_AIM:_ Rewrite the rows starting at the line that contains "pressure-label: 1008 bbox=[271, 59, 321, 83]" and ending at the line that contains "pressure-label: 1020 bbox=[477, 350, 527, 374]", replacing "colorbar-tick" with "legend-tick" wherever it appears and leaving everything else unchanged.

_PROVIDED INFORMATION:_
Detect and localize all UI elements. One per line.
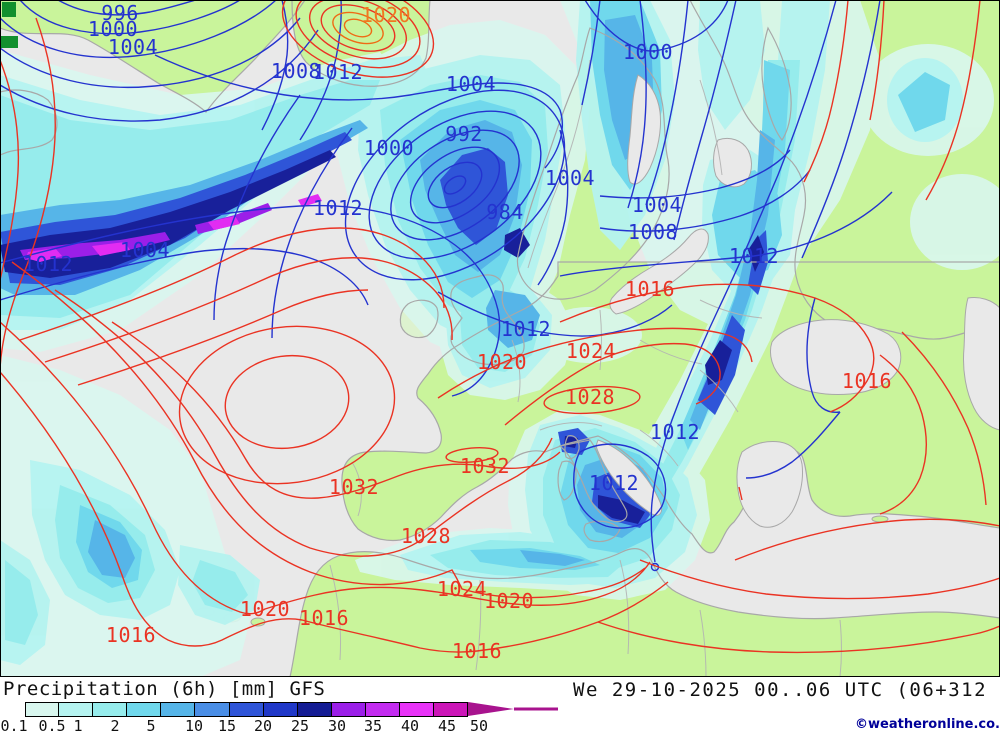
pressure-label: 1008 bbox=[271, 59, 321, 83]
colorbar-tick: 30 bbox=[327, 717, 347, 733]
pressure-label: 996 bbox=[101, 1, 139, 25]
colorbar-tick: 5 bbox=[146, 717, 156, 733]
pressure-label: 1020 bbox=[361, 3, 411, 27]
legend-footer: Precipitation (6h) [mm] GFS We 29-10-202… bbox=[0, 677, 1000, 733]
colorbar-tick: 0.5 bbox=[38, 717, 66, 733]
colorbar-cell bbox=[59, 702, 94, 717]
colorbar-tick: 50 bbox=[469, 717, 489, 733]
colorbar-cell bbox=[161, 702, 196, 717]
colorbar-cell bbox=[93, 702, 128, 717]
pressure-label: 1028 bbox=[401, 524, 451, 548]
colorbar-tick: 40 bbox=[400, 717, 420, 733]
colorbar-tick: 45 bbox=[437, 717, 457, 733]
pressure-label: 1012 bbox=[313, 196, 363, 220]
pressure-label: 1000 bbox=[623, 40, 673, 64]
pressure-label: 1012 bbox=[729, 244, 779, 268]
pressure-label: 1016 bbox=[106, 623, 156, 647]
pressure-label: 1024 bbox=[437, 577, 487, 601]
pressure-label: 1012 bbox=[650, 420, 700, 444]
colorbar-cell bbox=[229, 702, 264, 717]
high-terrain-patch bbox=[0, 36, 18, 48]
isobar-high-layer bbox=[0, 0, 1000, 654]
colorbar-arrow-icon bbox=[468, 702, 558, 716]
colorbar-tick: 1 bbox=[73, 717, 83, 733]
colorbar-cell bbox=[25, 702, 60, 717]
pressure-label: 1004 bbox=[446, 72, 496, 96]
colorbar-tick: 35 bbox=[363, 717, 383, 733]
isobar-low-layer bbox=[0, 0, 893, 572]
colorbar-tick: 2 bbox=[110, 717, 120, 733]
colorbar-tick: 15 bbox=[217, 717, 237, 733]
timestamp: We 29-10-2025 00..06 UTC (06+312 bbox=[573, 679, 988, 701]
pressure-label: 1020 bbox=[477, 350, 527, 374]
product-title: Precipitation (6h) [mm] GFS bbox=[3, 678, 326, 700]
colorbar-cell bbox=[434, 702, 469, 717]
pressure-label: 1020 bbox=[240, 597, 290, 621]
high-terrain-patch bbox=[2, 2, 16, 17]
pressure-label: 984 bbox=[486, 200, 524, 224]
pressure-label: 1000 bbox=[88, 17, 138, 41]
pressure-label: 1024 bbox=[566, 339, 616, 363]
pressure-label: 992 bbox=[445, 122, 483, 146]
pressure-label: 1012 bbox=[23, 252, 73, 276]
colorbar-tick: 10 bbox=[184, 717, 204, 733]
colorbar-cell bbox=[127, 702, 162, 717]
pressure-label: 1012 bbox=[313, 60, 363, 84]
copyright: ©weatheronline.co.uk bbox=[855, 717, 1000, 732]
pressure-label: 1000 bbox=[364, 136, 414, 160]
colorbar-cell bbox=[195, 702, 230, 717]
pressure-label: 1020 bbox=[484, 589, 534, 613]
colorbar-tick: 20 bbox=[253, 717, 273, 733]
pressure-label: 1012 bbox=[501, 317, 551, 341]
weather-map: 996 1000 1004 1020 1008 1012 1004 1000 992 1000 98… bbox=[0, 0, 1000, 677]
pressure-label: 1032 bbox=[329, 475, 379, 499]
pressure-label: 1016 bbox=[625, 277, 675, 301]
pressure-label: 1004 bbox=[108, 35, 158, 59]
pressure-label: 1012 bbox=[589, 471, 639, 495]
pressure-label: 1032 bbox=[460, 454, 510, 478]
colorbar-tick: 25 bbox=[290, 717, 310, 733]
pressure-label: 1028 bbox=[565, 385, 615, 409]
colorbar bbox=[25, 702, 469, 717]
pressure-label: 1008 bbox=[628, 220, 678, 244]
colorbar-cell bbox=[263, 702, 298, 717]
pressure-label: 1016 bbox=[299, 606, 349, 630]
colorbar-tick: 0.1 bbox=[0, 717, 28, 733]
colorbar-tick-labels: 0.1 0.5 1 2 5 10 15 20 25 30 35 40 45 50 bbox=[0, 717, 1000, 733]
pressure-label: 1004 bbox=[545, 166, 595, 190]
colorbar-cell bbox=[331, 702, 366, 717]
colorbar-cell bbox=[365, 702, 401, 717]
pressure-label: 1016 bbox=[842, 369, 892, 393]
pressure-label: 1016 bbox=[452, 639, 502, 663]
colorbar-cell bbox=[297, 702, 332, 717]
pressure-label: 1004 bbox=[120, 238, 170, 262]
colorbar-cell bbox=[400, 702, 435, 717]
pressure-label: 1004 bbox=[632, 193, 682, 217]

...

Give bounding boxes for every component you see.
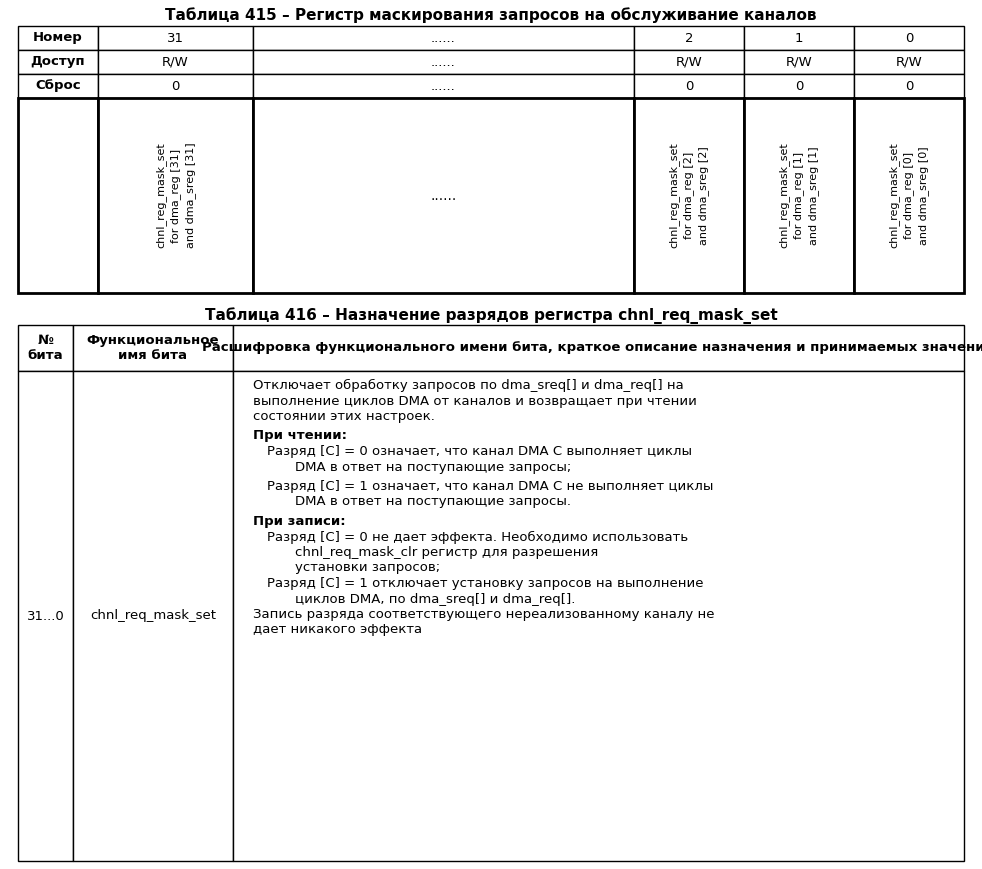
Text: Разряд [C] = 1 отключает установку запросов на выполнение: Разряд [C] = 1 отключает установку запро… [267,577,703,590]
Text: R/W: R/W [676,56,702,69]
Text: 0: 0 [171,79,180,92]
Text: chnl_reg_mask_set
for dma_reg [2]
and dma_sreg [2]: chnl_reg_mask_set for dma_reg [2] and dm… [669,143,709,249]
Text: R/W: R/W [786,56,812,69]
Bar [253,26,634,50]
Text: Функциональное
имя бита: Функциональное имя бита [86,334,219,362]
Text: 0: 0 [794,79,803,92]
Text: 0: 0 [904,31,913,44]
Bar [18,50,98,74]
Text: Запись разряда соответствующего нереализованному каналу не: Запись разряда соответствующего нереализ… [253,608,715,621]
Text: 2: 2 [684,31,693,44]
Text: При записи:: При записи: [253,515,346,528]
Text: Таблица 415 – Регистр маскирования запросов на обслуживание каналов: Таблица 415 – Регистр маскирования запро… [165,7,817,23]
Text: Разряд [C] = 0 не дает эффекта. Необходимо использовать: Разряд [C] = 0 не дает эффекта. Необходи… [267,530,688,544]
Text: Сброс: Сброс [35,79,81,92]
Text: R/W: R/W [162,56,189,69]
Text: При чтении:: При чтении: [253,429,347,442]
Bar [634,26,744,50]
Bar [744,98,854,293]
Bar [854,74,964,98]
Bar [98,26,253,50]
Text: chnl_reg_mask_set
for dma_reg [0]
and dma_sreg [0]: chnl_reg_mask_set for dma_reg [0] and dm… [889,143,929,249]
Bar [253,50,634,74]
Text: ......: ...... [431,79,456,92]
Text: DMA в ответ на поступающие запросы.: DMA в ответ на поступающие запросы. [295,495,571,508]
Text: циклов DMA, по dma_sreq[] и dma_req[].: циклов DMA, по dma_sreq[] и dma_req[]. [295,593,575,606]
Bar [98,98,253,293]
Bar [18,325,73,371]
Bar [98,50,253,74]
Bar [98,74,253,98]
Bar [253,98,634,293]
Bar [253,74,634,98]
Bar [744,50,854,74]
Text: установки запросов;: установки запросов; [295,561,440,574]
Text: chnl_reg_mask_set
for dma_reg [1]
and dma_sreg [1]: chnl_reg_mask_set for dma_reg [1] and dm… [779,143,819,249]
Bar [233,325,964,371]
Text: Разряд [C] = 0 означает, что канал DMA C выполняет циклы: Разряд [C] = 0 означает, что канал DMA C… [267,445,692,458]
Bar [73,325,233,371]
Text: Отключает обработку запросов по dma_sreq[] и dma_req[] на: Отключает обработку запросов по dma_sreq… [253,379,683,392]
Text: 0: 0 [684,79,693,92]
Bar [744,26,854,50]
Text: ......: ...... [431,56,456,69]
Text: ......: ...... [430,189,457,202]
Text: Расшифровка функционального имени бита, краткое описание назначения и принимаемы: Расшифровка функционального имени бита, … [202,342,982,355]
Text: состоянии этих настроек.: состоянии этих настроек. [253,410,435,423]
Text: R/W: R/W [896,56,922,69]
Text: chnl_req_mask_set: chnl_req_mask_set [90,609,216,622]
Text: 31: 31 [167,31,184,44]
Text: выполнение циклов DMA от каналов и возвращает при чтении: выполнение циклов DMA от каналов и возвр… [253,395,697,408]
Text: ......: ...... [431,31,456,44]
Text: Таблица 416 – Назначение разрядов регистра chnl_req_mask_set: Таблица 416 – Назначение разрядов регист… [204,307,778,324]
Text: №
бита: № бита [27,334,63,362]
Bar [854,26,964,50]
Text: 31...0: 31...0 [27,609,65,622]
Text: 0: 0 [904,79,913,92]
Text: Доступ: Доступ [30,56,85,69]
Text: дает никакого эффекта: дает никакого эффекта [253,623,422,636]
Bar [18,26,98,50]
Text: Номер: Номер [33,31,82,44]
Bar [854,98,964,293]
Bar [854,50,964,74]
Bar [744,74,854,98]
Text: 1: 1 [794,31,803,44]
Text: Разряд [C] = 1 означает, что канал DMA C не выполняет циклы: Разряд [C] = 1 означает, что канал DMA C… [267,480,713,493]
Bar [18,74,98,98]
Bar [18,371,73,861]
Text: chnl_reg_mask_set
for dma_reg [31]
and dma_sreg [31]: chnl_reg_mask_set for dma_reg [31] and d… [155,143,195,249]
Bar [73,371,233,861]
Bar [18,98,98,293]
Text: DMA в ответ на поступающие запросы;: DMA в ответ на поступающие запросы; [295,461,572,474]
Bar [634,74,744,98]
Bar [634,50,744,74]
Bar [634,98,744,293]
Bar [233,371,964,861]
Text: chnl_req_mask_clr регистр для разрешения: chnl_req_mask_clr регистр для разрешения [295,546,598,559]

_REPLY:_
pressure-label: 1008 bbox=[271, 59, 321, 83]
legend-tick: 30 bbox=[327, 717, 347, 733]
pressure-label: 996 bbox=[101, 1, 139, 25]
legend-tick: 5 bbox=[146, 717, 156, 733]
pressure-label: 1020 bbox=[361, 3, 411, 27]
legend-footer: Precipitation (6h) [mm] GFS We 29-10-202… bbox=[0, 677, 1000, 733]
legend-tick: 0.5 bbox=[38, 717, 66, 733]
colorbar-cell bbox=[59, 702, 94, 717]
legend-tick: 50 bbox=[469, 717, 489, 733]
colorbar-cell bbox=[161, 702, 196, 717]
colorbar-cell bbox=[93, 702, 128, 717]
pressure-label: 1028 bbox=[401, 524, 451, 548]
legend-tick: 40 bbox=[400, 717, 420, 733]
legend-tick: 45 bbox=[437, 717, 457, 733]
pressure-label: 1012 bbox=[313, 196, 363, 220]
pressure-label: 1000 bbox=[623, 40, 673, 64]
pressure-label: 1012 bbox=[729, 244, 779, 268]
pressure-label: 1016 bbox=[106, 623, 156, 647]
pressure-label: 1024 bbox=[437, 577, 487, 601]
pressure-label: 1012 bbox=[650, 420, 700, 444]
colorbar-cell bbox=[229, 702, 264, 717]
high-terrain-patch bbox=[0, 36, 18, 48]
isobar-high-layer bbox=[0, 0, 1000, 654]
colorbar-arrow-icon bbox=[468, 702, 558, 716]
legend-tick: 1 bbox=[73, 717, 83, 733]
colorbar-cell bbox=[25, 702, 60, 717]
pressure-label: 1004 bbox=[446, 72, 496, 96]
legend-tick: 35 bbox=[363, 717, 383, 733]
isobar-low-layer bbox=[0, 0, 893, 572]
legend-tick: 2 bbox=[110, 717, 120, 733]
legend-tick: 15 bbox=[217, 717, 237, 733]
timestamp: We 29-10-2025 00..06 UTC (06+312 bbox=[573, 679, 988, 701]
pressure-label: 1020 bbox=[477, 350, 527, 374]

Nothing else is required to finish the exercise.